● **EXERCISE OBJECTIVE**: Set down exactly the lines running from the line with "Read out every word on this page." to the end of the listing below, both ends included.

● **WORKING DATA**:
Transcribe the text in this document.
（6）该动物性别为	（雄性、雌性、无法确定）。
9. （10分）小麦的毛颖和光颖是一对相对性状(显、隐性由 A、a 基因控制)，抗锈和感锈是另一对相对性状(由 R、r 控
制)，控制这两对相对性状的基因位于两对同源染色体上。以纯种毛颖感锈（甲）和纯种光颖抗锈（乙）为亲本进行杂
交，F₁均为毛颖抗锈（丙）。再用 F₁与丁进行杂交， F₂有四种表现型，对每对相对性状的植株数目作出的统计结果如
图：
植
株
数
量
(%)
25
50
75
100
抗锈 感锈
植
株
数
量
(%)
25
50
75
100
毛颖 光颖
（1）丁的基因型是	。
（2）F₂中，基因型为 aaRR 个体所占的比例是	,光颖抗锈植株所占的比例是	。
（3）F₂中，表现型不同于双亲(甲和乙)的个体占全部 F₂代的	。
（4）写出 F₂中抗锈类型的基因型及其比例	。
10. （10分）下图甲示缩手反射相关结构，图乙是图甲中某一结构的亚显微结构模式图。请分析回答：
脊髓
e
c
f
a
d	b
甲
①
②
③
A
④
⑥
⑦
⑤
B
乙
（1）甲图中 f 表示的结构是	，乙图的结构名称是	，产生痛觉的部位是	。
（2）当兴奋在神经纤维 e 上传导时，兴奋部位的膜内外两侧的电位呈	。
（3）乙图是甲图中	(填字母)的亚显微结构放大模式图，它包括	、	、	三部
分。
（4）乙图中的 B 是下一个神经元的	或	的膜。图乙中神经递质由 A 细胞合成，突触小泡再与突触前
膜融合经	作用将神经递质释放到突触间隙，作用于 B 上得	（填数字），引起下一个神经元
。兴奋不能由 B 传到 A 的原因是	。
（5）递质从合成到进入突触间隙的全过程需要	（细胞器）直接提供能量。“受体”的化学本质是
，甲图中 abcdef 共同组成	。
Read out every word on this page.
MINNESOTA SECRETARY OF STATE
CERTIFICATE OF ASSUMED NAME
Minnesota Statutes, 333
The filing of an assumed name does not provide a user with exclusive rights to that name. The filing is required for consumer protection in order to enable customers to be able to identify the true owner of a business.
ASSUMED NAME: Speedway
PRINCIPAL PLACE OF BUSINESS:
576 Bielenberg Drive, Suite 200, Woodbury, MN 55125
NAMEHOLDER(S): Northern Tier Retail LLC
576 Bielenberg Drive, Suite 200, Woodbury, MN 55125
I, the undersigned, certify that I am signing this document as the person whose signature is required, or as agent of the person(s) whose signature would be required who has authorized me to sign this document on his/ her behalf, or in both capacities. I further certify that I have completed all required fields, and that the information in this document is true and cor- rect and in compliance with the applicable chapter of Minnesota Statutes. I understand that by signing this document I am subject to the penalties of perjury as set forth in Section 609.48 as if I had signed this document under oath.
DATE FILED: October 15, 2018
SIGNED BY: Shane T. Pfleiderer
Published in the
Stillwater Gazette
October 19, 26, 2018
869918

● **TASK RESULT**:
Read out every word on this page.
MINNESOTA SECRETARY OF STATE
CERTIFICATE OF ASSUMED NAME
Minnesota Statutes, 333
The filing of an assumed name does not provide a user with exclusive rights to that name. The filing is required for consumer protection in order to enable customers to be able to identify the true owner of a business.
ASSUMED NAME: Speedway
PRINCIPAL PLACE OF BUSINESS:
576 Bielenberg Drive, Suite 200, Woodbury, MN 55125
NAMEHOLDER(S): Northern Tier Retail LLC
576 Bielenberg Drive, Suite 200, Woodbury, MN 55125
I, the undersigned, certify that I am signing this document as the person whose signature is required, or as agent of the person(s) whose signature would be required who has authorized me to sign this document on his/ her behalf, or in both capacities. I further certify that I have completed all required fields, and that the information in this document is true and cor- rect and in compliance with the applicable chapter of Minnesota Statutes. I understand that by signing this document I am subject to the penalties of perjury as set forth in Section 609.48 as if I had signed this document under oath.
DATE FILED: October 15, 2018
SIGNED BY: Shane T. Pfleiderer
Published in the
Stillwater Gazette
October 19, 26, 2018
869918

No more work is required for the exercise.